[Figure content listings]
○ ○ ○

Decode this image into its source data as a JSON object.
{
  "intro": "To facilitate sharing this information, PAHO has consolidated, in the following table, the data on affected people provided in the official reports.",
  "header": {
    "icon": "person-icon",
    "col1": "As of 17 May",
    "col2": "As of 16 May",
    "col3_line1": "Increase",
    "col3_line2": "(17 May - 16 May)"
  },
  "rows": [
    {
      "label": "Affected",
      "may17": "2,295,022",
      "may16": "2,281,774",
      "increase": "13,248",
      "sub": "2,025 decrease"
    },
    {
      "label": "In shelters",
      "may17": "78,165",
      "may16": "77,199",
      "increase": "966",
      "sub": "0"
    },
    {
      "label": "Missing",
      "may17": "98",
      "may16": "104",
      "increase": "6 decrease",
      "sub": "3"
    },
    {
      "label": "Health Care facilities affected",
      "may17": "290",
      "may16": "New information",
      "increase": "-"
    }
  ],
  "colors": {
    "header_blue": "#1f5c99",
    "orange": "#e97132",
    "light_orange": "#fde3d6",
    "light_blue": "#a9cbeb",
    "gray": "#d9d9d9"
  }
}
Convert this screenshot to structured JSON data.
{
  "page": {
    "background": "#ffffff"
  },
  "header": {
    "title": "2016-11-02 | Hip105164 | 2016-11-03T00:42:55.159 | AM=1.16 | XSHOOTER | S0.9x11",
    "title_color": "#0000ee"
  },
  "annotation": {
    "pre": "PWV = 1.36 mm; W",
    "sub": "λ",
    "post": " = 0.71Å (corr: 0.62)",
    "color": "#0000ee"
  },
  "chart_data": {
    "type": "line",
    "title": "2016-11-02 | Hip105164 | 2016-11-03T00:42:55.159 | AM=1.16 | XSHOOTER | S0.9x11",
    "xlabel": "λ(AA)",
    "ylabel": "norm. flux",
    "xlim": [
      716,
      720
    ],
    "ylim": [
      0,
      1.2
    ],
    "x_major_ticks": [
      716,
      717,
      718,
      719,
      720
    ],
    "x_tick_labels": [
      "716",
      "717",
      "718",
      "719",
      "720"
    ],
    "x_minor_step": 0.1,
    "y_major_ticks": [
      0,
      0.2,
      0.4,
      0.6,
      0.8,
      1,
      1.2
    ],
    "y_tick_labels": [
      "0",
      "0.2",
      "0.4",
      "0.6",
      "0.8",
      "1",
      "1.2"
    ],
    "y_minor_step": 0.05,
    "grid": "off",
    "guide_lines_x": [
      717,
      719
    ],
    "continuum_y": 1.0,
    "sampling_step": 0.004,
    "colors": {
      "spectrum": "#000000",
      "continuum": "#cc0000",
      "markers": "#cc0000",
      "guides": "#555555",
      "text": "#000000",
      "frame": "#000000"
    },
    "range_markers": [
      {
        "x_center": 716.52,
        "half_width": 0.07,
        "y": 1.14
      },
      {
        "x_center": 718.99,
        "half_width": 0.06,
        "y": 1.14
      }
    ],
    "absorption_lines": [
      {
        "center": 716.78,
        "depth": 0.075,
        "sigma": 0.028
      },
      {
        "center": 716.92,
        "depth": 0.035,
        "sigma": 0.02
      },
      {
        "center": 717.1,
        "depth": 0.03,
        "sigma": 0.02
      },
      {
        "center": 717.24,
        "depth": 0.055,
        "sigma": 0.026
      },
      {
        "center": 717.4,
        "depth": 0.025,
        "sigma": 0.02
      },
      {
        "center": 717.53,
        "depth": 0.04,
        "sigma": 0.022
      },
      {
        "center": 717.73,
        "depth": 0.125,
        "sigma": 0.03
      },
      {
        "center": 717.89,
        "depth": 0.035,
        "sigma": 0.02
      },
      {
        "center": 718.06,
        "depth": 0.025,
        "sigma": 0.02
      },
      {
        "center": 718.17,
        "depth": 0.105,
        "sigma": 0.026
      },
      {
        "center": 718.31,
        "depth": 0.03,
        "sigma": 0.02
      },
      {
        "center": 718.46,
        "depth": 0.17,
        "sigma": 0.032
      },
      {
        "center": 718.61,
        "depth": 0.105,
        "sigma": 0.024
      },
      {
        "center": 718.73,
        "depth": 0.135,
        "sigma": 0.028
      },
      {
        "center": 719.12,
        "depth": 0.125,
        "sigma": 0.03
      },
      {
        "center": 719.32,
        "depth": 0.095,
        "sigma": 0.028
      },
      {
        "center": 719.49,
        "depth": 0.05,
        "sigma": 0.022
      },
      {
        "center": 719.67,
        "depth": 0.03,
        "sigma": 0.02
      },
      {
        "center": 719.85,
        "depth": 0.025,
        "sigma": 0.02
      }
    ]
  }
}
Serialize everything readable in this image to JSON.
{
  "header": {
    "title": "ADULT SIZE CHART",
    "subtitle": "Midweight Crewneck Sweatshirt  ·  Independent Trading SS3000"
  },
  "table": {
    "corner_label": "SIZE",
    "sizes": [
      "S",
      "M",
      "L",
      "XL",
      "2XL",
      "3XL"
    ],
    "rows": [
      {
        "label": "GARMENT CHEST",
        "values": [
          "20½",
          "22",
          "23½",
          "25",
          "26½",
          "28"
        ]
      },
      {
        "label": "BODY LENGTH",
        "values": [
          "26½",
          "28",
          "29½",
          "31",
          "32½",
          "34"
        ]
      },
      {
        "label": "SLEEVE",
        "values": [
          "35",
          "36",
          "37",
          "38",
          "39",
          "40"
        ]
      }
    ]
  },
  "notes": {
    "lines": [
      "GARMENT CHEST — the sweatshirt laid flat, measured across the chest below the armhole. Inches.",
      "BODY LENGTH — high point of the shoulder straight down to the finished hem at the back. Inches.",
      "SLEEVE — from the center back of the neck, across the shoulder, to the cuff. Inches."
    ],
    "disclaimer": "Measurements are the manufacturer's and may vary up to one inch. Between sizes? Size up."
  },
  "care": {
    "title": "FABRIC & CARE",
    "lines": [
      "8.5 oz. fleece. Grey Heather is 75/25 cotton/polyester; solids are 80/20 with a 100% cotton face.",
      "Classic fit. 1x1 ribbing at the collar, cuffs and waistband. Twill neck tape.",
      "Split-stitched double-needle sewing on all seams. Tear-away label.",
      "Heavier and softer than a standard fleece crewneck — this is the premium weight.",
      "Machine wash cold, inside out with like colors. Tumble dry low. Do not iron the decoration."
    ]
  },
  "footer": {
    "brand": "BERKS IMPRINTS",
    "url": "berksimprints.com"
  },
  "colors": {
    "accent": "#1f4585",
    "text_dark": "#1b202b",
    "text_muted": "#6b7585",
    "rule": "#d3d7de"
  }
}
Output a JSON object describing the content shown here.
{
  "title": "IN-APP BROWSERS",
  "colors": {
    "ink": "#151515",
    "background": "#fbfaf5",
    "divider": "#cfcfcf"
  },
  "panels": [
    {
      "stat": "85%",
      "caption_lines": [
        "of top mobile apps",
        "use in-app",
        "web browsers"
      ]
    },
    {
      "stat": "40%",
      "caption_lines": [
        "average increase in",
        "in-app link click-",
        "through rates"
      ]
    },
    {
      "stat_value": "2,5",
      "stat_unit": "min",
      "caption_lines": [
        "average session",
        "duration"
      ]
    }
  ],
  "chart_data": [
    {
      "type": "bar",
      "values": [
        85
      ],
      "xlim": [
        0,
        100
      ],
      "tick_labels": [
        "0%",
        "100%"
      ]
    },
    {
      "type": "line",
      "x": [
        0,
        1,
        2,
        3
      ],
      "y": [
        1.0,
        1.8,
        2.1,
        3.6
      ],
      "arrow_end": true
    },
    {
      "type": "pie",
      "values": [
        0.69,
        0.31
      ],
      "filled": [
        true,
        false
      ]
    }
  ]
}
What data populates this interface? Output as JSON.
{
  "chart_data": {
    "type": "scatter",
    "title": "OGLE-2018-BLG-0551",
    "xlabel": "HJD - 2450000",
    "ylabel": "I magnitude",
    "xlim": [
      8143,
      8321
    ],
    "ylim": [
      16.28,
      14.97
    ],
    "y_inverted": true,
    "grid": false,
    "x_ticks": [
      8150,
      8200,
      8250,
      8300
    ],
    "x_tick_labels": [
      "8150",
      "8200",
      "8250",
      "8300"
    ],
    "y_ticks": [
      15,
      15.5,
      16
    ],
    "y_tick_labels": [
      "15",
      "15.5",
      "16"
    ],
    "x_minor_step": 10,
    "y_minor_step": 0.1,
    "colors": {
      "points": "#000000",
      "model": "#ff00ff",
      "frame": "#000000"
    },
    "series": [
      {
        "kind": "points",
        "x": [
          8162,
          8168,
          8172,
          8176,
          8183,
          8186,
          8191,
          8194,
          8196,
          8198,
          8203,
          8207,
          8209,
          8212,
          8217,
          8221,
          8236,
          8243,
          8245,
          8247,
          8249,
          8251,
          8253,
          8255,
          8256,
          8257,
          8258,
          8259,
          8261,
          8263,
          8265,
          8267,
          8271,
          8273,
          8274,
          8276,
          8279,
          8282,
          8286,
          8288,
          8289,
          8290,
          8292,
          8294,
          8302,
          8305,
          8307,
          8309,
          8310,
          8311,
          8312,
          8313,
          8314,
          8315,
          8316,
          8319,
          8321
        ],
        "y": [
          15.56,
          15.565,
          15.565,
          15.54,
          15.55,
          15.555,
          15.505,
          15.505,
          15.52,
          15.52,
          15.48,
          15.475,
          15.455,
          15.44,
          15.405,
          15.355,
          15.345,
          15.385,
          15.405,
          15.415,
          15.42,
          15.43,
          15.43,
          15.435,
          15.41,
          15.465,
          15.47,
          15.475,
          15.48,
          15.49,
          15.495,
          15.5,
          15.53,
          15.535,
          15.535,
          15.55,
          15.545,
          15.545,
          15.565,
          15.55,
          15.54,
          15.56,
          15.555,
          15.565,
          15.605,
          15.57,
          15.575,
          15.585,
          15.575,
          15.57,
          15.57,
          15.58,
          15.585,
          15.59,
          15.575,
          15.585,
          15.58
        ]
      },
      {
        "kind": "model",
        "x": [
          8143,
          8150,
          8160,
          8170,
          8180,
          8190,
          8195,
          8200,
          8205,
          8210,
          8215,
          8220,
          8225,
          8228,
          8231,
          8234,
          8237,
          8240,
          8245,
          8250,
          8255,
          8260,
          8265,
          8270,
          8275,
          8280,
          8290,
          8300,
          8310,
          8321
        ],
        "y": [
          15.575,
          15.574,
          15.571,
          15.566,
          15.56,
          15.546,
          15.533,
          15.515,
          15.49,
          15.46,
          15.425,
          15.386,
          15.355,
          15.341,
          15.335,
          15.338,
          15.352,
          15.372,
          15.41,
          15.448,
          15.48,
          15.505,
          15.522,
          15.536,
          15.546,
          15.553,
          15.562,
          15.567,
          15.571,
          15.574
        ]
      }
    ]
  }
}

○ ○ ○

State how many lines in the entries above include the word "JSON"; reply with the number alone.

(Reply to the exercise):
5